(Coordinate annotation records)
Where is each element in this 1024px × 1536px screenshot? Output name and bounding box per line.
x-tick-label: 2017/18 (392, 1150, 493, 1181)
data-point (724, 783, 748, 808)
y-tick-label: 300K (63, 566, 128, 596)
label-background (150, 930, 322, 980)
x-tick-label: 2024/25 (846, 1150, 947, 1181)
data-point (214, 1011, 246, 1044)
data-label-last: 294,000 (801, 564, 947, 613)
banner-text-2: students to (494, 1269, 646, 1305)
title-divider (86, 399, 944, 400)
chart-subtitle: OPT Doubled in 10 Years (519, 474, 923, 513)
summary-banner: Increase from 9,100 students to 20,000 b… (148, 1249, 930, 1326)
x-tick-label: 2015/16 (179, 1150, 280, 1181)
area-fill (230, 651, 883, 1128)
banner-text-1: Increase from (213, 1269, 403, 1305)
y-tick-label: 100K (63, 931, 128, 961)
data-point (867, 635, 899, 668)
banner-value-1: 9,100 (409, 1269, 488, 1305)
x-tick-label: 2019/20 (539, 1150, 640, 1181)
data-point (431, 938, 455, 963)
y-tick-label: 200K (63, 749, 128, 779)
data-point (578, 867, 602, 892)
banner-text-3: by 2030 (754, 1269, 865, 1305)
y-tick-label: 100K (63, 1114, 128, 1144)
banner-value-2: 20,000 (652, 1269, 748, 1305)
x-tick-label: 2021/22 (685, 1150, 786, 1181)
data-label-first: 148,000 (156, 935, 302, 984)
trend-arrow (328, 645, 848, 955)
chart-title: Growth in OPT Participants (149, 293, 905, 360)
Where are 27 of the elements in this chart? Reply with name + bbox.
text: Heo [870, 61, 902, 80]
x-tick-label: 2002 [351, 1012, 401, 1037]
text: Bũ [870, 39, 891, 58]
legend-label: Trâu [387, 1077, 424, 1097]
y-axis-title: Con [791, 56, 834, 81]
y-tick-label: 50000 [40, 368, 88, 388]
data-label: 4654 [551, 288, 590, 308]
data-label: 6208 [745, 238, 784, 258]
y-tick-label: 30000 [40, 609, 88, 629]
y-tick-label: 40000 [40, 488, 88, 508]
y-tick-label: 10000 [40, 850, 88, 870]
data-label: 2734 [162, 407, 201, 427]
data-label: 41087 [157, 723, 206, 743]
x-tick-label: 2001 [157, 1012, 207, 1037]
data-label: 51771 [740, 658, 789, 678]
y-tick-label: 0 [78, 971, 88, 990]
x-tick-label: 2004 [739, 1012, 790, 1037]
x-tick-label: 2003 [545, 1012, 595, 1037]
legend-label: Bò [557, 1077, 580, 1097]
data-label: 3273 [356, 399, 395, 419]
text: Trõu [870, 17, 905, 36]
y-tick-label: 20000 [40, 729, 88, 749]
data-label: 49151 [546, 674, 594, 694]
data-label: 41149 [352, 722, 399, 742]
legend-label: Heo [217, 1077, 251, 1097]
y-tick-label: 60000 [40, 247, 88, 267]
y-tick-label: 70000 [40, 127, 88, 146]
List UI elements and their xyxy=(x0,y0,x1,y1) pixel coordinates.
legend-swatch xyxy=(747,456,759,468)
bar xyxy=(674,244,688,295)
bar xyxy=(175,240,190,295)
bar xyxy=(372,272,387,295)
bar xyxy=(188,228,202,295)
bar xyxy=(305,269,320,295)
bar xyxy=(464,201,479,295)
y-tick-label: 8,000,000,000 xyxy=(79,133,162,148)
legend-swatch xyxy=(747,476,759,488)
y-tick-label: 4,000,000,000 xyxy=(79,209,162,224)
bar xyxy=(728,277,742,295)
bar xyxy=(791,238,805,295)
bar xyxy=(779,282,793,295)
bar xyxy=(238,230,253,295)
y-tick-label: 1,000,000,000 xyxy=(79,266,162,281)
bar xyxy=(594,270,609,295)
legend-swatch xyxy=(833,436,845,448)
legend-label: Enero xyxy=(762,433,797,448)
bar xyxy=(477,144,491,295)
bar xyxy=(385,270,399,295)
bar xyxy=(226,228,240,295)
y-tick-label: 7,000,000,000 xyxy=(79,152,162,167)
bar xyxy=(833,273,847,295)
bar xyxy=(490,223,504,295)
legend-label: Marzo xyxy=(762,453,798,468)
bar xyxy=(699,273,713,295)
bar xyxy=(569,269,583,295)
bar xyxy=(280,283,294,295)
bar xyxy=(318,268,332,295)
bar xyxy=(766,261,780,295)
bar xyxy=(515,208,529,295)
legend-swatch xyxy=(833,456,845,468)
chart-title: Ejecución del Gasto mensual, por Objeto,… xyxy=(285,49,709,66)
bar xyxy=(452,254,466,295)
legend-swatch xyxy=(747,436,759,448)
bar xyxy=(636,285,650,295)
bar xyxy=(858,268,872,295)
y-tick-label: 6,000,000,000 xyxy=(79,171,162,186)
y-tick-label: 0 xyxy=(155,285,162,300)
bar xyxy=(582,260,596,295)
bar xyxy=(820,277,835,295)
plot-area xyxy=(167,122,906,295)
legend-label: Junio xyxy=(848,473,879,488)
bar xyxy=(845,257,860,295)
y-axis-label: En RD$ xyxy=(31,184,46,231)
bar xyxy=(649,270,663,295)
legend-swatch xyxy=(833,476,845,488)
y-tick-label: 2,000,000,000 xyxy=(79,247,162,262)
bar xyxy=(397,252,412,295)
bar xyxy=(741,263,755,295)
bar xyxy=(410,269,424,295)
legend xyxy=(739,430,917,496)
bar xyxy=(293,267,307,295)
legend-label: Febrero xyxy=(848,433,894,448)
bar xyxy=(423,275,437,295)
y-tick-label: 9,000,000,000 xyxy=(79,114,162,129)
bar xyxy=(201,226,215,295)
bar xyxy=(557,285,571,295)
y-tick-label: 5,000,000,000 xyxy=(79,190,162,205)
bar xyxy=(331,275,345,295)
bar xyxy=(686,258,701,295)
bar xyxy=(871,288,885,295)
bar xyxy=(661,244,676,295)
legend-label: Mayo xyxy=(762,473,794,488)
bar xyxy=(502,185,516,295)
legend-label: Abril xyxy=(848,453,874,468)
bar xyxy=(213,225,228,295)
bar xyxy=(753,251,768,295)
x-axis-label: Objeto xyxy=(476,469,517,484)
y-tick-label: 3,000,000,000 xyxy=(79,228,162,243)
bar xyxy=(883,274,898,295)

» **TASK OBJECTIVE**
Rewrite all of the rows above, substituting "x-axis-tick" for each occurrence of "x-tick-label" and leaving every other character unchanged.

» **OUTPUT BELOW**
Where is each element in this 1024px × 1536px screenshot? Output name and bounding box per line.
x-axis-tick: 2017/18 (392, 1150, 493, 1181)
data-point (724, 783, 748, 808)
y-tick-label: 300K (63, 566, 128, 596)
label-background (150, 930, 322, 980)
x-axis-tick: 2024/25 (846, 1150, 947, 1181)
data-point (214, 1011, 246, 1044)
data-label-last: 294,000 (801, 564, 947, 613)
banner-text-2: students to (494, 1269, 646, 1305)
title-divider (86, 399, 944, 400)
chart-subtitle: OPT Doubled in 10 Years (519, 474, 923, 513)
summary-banner: Increase from 9,100 students to 20,000 b… (148, 1249, 930, 1326)
x-axis-tick: 2015/16 (179, 1150, 280, 1181)
area-fill (230, 651, 883, 1128)
banner-text-1: Increase from (213, 1269, 403, 1305)
y-tick-label: 100K (63, 931, 128, 961)
data-point (867, 635, 899, 668)
banner-value-1: 9,100 (409, 1269, 488, 1305)
x-axis-tick: 2019/20 (539, 1150, 640, 1181)
data-point (431, 938, 455, 963)
y-tick-label: 200K (63, 749, 128, 779)
data-point (578, 867, 602, 892)
banner-text-3: by 2030 (754, 1269, 865, 1305)
y-tick-label: 100K (63, 1114, 128, 1144)
banner-value-2: 20,000 (652, 1269, 748, 1305)
x-axis-tick: 2021/22 (685, 1150, 786, 1181)
data-label-first: 148,000 (156, 935, 302, 984)
trend-arrow (328, 645, 848, 955)
chart-title: Growth in OPT Participants (149, 293, 905, 360)
Where are 27 of the elements in this chart? Reply with name + bbox.
text: Heo [870, 61, 902, 80]
x-axis-tick: 2002 [351, 1012, 401, 1037]
text: Bũ [870, 39, 891, 58]
legend-label: Trâu [387, 1077, 424, 1097]
y-axis-title: Con [791, 56, 834, 81]
y-tick-label: 50000 [40, 368, 88, 388]
data-label: 4654 [551, 288, 590, 308]
data-label: 6208 [745, 238, 784, 258]
y-tick-label: 30000 [40, 609, 88, 629]
y-tick-label: 40000 [40, 488, 88, 508]
y-tick-label: 10000 [40, 850, 88, 870]
data-label: 2734 [162, 407, 201, 427]
data-label: 41087 [157, 723, 206, 743]
x-axis-tick: 2001 [157, 1012, 207, 1037]
data-label: 51771 [740, 658, 789, 678]
y-tick-label: 0 [78, 971, 88, 990]
x-axis-tick: 2004 [739, 1012, 790, 1037]
x-axis-tick: 2003 [545, 1012, 595, 1037]
legend-label: Bò [557, 1077, 580, 1097]
data-label: 3273 [356, 399, 395, 419]
text: Trõu [870, 17, 905, 36]
y-tick-label: 20000 [40, 729, 88, 749]
data-label: 49151 [546, 674, 594, 694]
data-label: 41149 [352, 722, 399, 742]
legend-label: Heo [217, 1077, 251, 1097]
y-tick-label: 60000 [40, 247, 88, 267]
y-tick-label: 70000 [40, 127, 88, 146]
List UI elements and their xyxy=(x0,y0,x1,y1) pixel coordinates.
legend-swatch xyxy=(747,456,759,468)
bar xyxy=(674,244,688,295)
bar xyxy=(175,240,190,295)
bar xyxy=(372,272,387,295)
bar xyxy=(188,228,202,295)
bar xyxy=(305,269,320,295)
bar xyxy=(464,201,479,295)
y-tick-label: 8,000,000,000 xyxy=(79,133,162,148)
legend-swatch xyxy=(747,476,759,488)
y-tick-label: 4,000,000,000 xyxy=(79,209,162,224)
bar xyxy=(728,277,742,295)
bar xyxy=(791,238,805,295)
bar xyxy=(779,282,793,295)
bar xyxy=(238,230,253,295)
y-tick-label: 1,000,000,000 xyxy=(79,266,162,281)
bar xyxy=(594,270,609,295)
legend-swatch xyxy=(833,436,845,448)
legend-label: Enero xyxy=(762,433,797,448)
bar xyxy=(477,144,491,295)
bar xyxy=(385,270,399,295)
bar xyxy=(226,228,240,295)
y-tick-label: 7,000,000,000 xyxy=(79,152,162,167)
bar xyxy=(833,273,847,295)
bar xyxy=(490,223,504,295)
legend-label: Marzo xyxy=(762,453,798,468)
bar xyxy=(699,273,713,295)
bar xyxy=(569,269,583,295)
bar xyxy=(280,283,294,295)
bar xyxy=(318,268,332,295)
bar xyxy=(766,261,780,295)
bar xyxy=(515,208,529,295)
legend-swatch xyxy=(833,456,845,468)
chart-title: Ejecución del Gasto mensual, por Objeto,… xyxy=(285,49,709,66)
bar xyxy=(452,254,466,295)
legend-swatch xyxy=(747,436,759,448)
bar xyxy=(636,285,650,295)
bar xyxy=(858,268,872,295)
y-tick-label: 6,000,000,000 xyxy=(79,171,162,186)
y-tick-label: 0 xyxy=(155,285,162,300)
bar xyxy=(582,260,596,295)
bar xyxy=(820,277,835,295)
plot-area xyxy=(167,122,906,295)
legend-label: Junio xyxy=(848,473,879,488)
bar xyxy=(845,257,860,295)
y-axis-label: En RD$ xyxy=(31,184,46,231)
bar xyxy=(649,270,663,295)
legend-swatch xyxy=(833,476,845,488)
y-tick-label: 2,000,000,000 xyxy=(79,247,162,262)
bar xyxy=(397,252,412,295)
bar xyxy=(741,263,755,295)
bar xyxy=(410,269,424,295)
legend xyxy=(739,430,917,496)
bar xyxy=(293,267,307,295)
legend-label: Febrero xyxy=(848,433,894,448)
bar xyxy=(423,275,437,295)
y-tick-label: 9,000,000,000 xyxy=(79,114,162,129)
bar xyxy=(201,226,215,295)
bar xyxy=(557,285,571,295)
y-tick-label: 5,000,000,000 xyxy=(79,190,162,205)
bar xyxy=(331,275,345,295)
bar xyxy=(686,258,701,295)
bar xyxy=(871,288,885,295)
bar xyxy=(661,244,676,295)
legend-label: Mayo xyxy=(762,473,794,488)
bar xyxy=(502,185,516,295)
legend-label: Abril xyxy=(848,453,874,468)
bar xyxy=(213,225,228,295)
bar xyxy=(753,251,768,295)
x-axis-label: Objeto xyxy=(476,469,517,484)
y-tick-label: 3,000,000,000 xyxy=(79,228,162,243)
bar xyxy=(883,274,898,295)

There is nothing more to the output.